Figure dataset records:
%%

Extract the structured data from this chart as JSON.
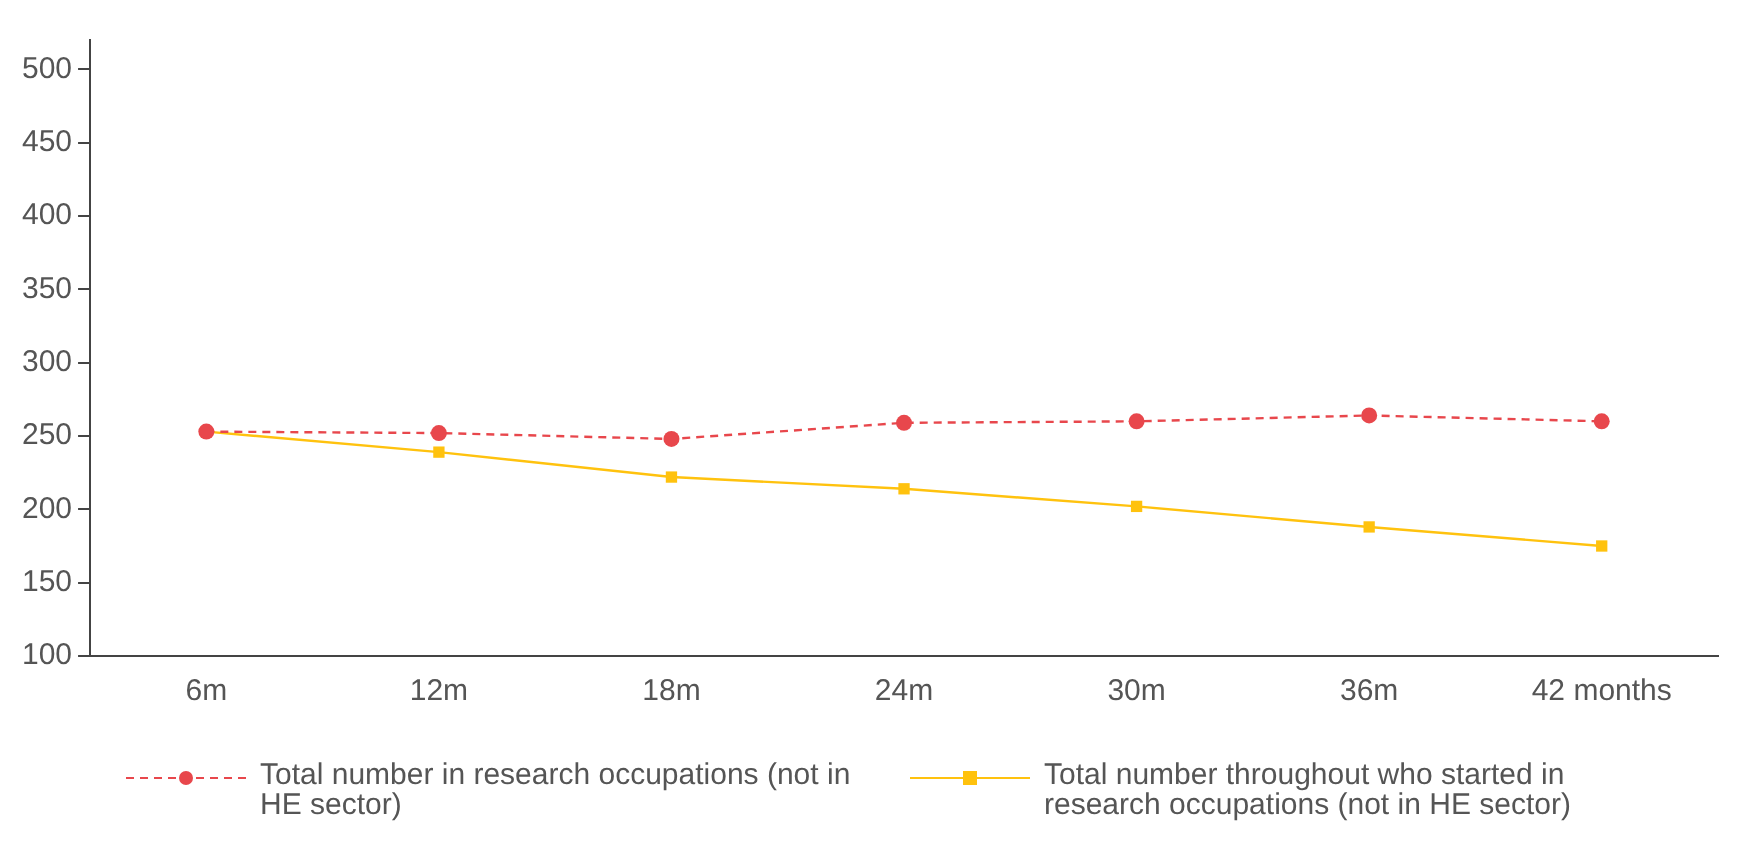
{
  "chart_data": {
    "type": "line",
    "categories": [
      "6m",
      "12m",
      "18m",
      "24m",
      "30m",
      "36m",
      "42 months"
    ],
    "series": [
      {
        "name": "Total number in research occupations (not in HE sector)",
        "color": "#e8474c",
        "values": [
          253,
          252,
          248,
          259,
          260,
          264,
          260
        ],
        "marker": "circle",
        "line_style": "dashed"
      },
      {
        "name": "Total number throughout who started in research occupations (not in HE sector)",
        "color": "#ffc20e",
        "values": [
          253,
          239,
          222,
          214,
          202,
          188,
          175
        ],
        "marker": "square",
        "line_style": "solid"
      }
    ],
    "ylim": [
      100,
      520
    ],
    "yticks": [
      100,
      150,
      200,
      250,
      300,
      350,
      400,
      450,
      500
    ],
    "grid": false,
    "legend": "bottom"
  }
}
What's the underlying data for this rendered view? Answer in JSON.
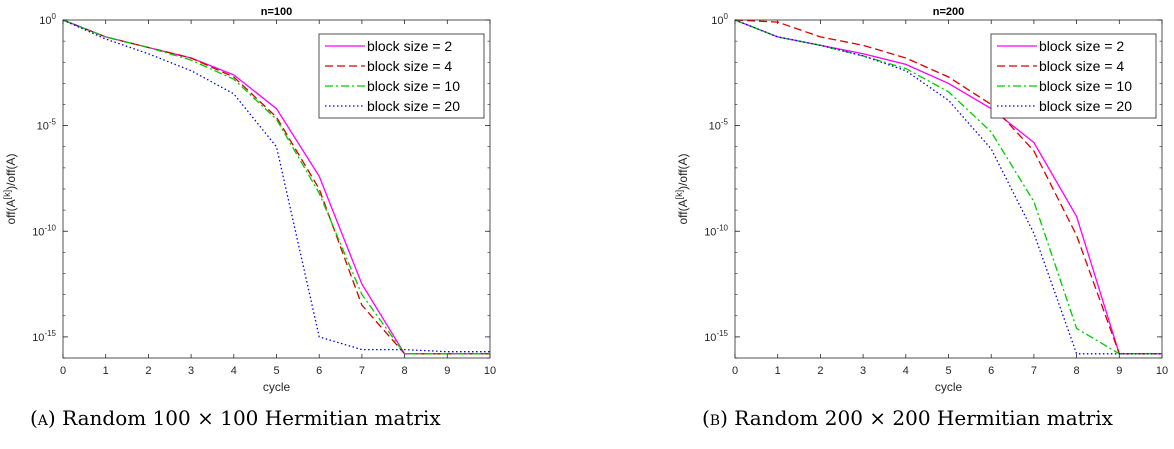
{
  "chart_data": [
    {
      "type": "line",
      "title": "n=100",
      "xlabel": "cycle",
      "ylabel": "off(A^[k])/off(A)",
      "ylabel_parts": {
        "base": "off(A",
        "sup": "[k]",
        "rest": ")/off(A)"
      },
      "xlim": [
        0,
        10
      ],
      "ylim_log10": [
        -16,
        0
      ],
      "yscale": "log",
      "x_ticks": [
        0,
        1,
        2,
        3,
        4,
        5,
        6,
        7,
        8,
        9,
        10
      ],
      "y_ticks": [
        {
          "base": "10",
          "exp": "0",
          "value": 0
        },
        {
          "base": "10",
          "exp": "-5",
          "value": -5
        },
        {
          "base": "10",
          "exp": "-10",
          "value": -10
        },
        {
          "base": "10",
          "exp": "-15",
          "value": -15
        }
      ],
      "legend_position": "top-right",
      "series": [
        {
          "name": "block size = 2",
          "color": "#ff00ff",
          "dash": "solid",
          "x": [
            0,
            1,
            2,
            3,
            4,
            5,
            6,
            7,
            8,
            9,
            10
          ],
          "y_log10": [
            0,
            -0.8,
            -1.3,
            -1.8,
            -2.6,
            -4.2,
            -7.4,
            -12.5,
            -15.8,
            -15.8,
            -15.8
          ]
        },
        {
          "name": "block size = 4",
          "color": "#dd0000",
          "dash": "dashed",
          "x": [
            0,
            1,
            2,
            3,
            4,
            5,
            6,
            7,
            8,
            9,
            10
          ],
          "y_log10": [
            0,
            -0.8,
            -1.3,
            -1.8,
            -2.7,
            -4.6,
            -8.0,
            -13.5,
            -15.8,
            -15.8,
            -15.8
          ]
        },
        {
          "name": "block size = 10",
          "color": "#00cc00",
          "dash": "dashdot",
          "x": [
            0,
            1,
            2,
            3,
            4,
            5,
            6,
            7,
            8,
            9,
            10
          ],
          "y_log10": [
            0,
            -0.8,
            -1.3,
            -1.9,
            -2.8,
            -4.7,
            -8.2,
            -13.0,
            -15.8,
            -15.8,
            -15.8
          ]
        },
        {
          "name": "block size = 20",
          "color": "#0000ee",
          "dash": "dotted",
          "x": [
            0,
            1,
            2,
            3,
            4,
            5,
            6,
            7,
            8,
            9,
            10
          ],
          "y_log10": [
            0,
            -0.9,
            -1.6,
            -2.4,
            -3.5,
            -6.0,
            -15.0,
            -15.6,
            -15.6,
            -15.7,
            -15.7
          ]
        }
      ]
    },
    {
      "type": "line",
      "title": "n=200",
      "xlabel": "cycle",
      "ylabel": "off(A^[k])/off(A)",
      "ylabel_parts": {
        "base": "off(A",
        "sup": "[k]",
        "rest": ")/off(A)"
      },
      "xlim": [
        0,
        10
      ],
      "ylim_log10": [
        -16,
        0
      ],
      "yscale": "log",
      "x_ticks": [
        0,
        1,
        2,
        3,
        4,
        5,
        6,
        7,
        8,
        9,
        10
      ],
      "y_ticks": [
        {
          "base": "10",
          "exp": "0",
          "value": 0
        },
        {
          "base": "10",
          "exp": "-5",
          "value": -5
        },
        {
          "base": "10",
          "exp": "-10",
          "value": -10
        },
        {
          "base": "10",
          "exp": "-15",
          "value": -15
        }
      ],
      "legend_position": "top-right",
      "series": [
        {
          "name": "block size = 2",
          "color": "#ff00ff",
          "dash": "solid",
          "x": [
            0,
            1,
            2,
            3,
            4,
            5,
            6,
            7,
            8,
            9,
            10
          ],
          "y_log10": [
            0,
            -0.8,
            -1.2,
            -1.6,
            -2.1,
            -3.0,
            -4.2,
            -5.8,
            -9.3,
            -15.8,
            -15.8
          ]
        },
        {
          "name": "block size = 4",
          "color": "#dd0000",
          "dash": "dashed",
          "x": [
            0,
            1,
            2,
            3,
            4,
            5,
            6,
            7,
            8,
            9,
            10
          ],
          "y_log10": [
            0,
            -0.1,
            -0.8,
            -1.2,
            -1.8,
            -2.7,
            -4.0,
            -6.2,
            -10.2,
            -15.8,
            -15.8
          ]
        },
        {
          "name": "block size = 10",
          "color": "#00cc00",
          "dash": "dashdot",
          "x": [
            0,
            1,
            2,
            3,
            4,
            5,
            6,
            7,
            8,
            9,
            10
          ],
          "y_log10": [
            0,
            -0.8,
            -1.2,
            -1.7,
            -2.3,
            -3.4,
            -5.3,
            -8.6,
            -14.6,
            -15.8,
            -15.8
          ]
        },
        {
          "name": "block size = 20",
          "color": "#0000ee",
          "dash": "dotted",
          "x": [
            0,
            1,
            2,
            3,
            4,
            5,
            6,
            7,
            8,
            9,
            10
          ],
          "y_log10": [
            0,
            -0.8,
            -1.2,
            -1.7,
            -2.4,
            -3.8,
            -6.1,
            -10.1,
            -15.8,
            -15.8,
            -15.8
          ]
        }
      ]
    }
  ],
  "captions": [
    {
      "label": "(a)",
      "text": "Random 100 × 100 Hermitian matrix"
    },
    {
      "label": "(b)",
      "text": "Random 200 × 200 Hermitian matrix"
    }
  ]
}
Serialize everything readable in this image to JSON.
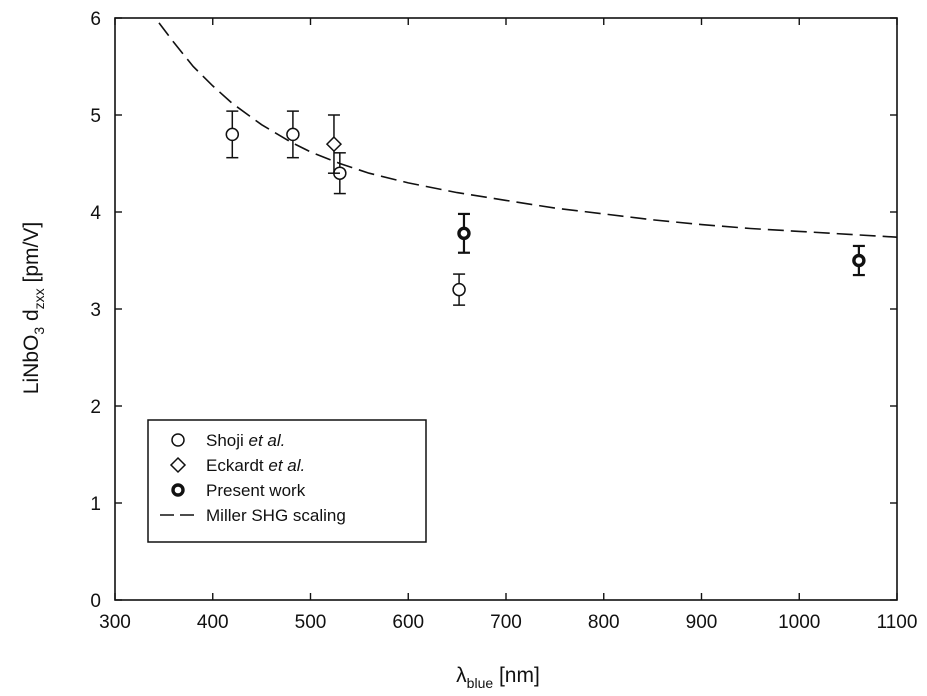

%%

Work required:
Reproduce each line exactly as it appears, omitting the pictures.

Exercise solution:
Extract the structured data from this chart as JSON.
{
  "chart_data": {
    "type": "line",
    "categories": [
      "6m",
      "12m",
      "18m",
      "24m",
      "30m",
      "36m",
      "42 months"
    ],
    "series": [
      {
        "name": "Total number in research occupations (not in HE sector)",
        "color": "#e8474c",
        "values": [
          253,
          252,
          248,
          259,
          260,
          264,
          260
        ],
        "marker": "circle",
        "line_style": "dashed"
      },
      {
        "name": "Total number throughout who started in research occupations (not in HE sector)",
        "color": "#ffc20e",
        "values": [
          253,
          239,
          222,
          214,
          202,
          188,
          175
        ],
        "marker": "square",
        "line_style": "solid"
      }
    ],
    "ylim": [
      100,
      520
    ],
    "yticks": [
      100,
      150,
      200,
      250,
      300,
      350,
      400,
      450,
      500
    ],
    "grid": false,
    "legend": "bottom"
  }
}
What's the underlying data for this rendered view? Answer in JSON.
{
  "chart_data": [
    {
      "type": "line",
      "title": "n=100",
      "xlabel": "cycle",
      "ylabel": "off(A^[k])/off(A)",
      "ylabel_parts": {
        "base": "off(A",
        "sup": "[k]",
        "rest": ")/off(A)"
      },
      "xlim": [
        0,
        10
      ],
      "ylim_log10": [
        -16,
        0
      ],
      "yscale": "log",
      "x_ticks": [
        0,
        1,
        2,
        3,
        4,
        5,
        6,
        7,
        8,
        9,
        10
      ],
      "y_ticks": [
        {
          "base": "10",
          "exp": "0",
          "value": 0
        },
        {
          "base": "10",
          "exp": "-5",
          "value": -5
        },
        {
          "base": "10",
          "exp": "-10",
          "value": -10
        },
        {
          "base": "10",
          "exp": "-15",
          "value": -15
        }
      ],
      "legend_position": "top-right",
      "series": [
        {
          "name": "block size = 2",
          "color": "#ff00ff",
          "dash": "solid",
          "x": [
            0,
            1,
            2,
            3,
            4,
            5,
            6,
            7,
            8,
            9,
            10
          ],
          "y_log10": [
            0,
            -0.8,
            -1.3,
            -1.8,
            -2.6,
            -4.2,
            -7.4,
            -12.5,
            -15.8,
            -15.8,
            -15.8
          ]
        },
        {
          "name": "block size = 4",
          "color": "#dd0000",
          "dash": "dashed",
          "x": [
            0,
            1,
            2,
            3,
            4,
            5,
            6,
            7,
            8,
            9,
            10
          ],
          "y_log10": [
            0,
            -0.8,
            -1.3,
            -1.8,
            -2.7,
            -4.6,
            -8.0,
            -13.5,
            -15.8,
            -15.8,
            -15.8
          ]
        },
        {
          "name": "block size = 10",
          "color": "#00cc00",
          "dash": "dashdot",
          "x": [
            0,
            1,
            2,
            3,
            4,
            5,
            6,
            7,
            8,
            9,
            10
          ],
          "y_log10": [
            0,
            -0.8,
            -1.3,
            -1.9,
            -2.8,
            -4.7,
            -8.2,
            -13.0,
            -15.8,
            -15.8,
            -15.8
          ]
        },
        {
          "name": "block size = 20",
          "color": "#0000ee",
          "dash": "dotted",
          "x": [
            0,
            1,
            2,
            3,
            4,
            5,
            6,
            7,
            8,
            9,
            10
          ],
          "y_log10": [
            0,
            -0.9,
            -1.6,
            -2.4,
            -3.5,
            -6.0,
            -15.0,
            -15.6,
            -15.6,
            -15.7,
            -15.7
          ]
        }
      ]
    },
    {
      "type": "line",
      "title": "n=200",
      "xlabel": "cycle",
      "ylabel": "off(A^[k])/off(A)",
      "ylabel_parts": {
        "base": "off(A",
        "sup": "[k]",
        "rest": ")/off(A)"
      },
      "xlim": [
        0,
        10
      ],
      "ylim_log10": [
        -16,
        0
      ],
      "yscale": "log",
      "x_ticks": [
        0,
        1,
        2,
        3,
        4,
        5,
        6,
        7,
        8,
        9,
        10
      ],
      "y_ticks": [
        {
          "base": "10",
          "exp": "0",
          "value": 0
        },
        {
          "base": "10",
          "exp": "-5",
          "value": -5
        },
        {
          "base": "10",
          "exp": "-10",
          "value": -10
        },
        {
          "base": "10",
          "exp": "-15",
          "value": -15
        }
      ],
      "legend_position": "top-right",
      "series": [
        {
          "name": "block size = 2",
          "color": "#ff00ff",
          "dash": "solid",
          "x": [
            0,
            1,
            2,
            3,
            4,
            5,
            6,
            7,
            8,
            9,
            10
          ],
          "y_log10": [
            0,
            -0.8,
            -1.2,
            -1.6,
            -2.1,
            -3.0,
            -4.2,
            -5.8,
            -9.3,
            -15.8,
            -15.8
          ]
        },
        {
          "name": "block size = 4",
          "color": "#dd0000",
          "dash": "dashed",
          "x": [
            0,
            1,
            2,
            3,
            4,
            5,
            6,
            7,
            8,
            9,
            10
          ],
          "y_log10": [
            0,
            -0.1,
            -0.8,
            -1.2,
            -1.8,
            -2.7,
            -4.0,
            -6.2,
            -10.2,
            -15.8,
            -15.8
          ]
        },
        {
          "name": "block size = 10",
          "color": "#00cc00",
          "dash": "dashdot",
          "x": [
            0,
            1,
            2,
            3,
            4,
            5,
            6,
            7,
            8,
            9,
            10
          ],
          "y_log10": [
            0,
            -0.8,
            -1.2,
            -1.7,
            -2.3,
            -3.4,
            -5.3,
            -8.6,
            -14.6,
            -15.8,
            -15.8
          ]
        },
        {
          "name": "block size = 20",
          "color": "#0000ee",
          "dash": "dotted",
          "x": [
            0,
            1,
            2,
            3,
            4,
            5,
            6,
            7,
            8,
            9,
            10
          ],
          "y_log10": [
            0,
            -0.8,
            -1.2,
            -1.7,
            -2.4,
            -3.8,
            -6.1,
            -10.1,
            -15.8,
            -15.8,
            -15.8
          ]
        }
      ]
    }
  ],
  "captions": [
    {
      "label": "(a)",
      "text": "Random 100 × 100 Hermitian matrix"
    },
    {
      "label": "(b)",
      "text": "Random 200 × 200 Hermitian matrix"
    }
  ]
}
Serialize everything readable in this image to JSON.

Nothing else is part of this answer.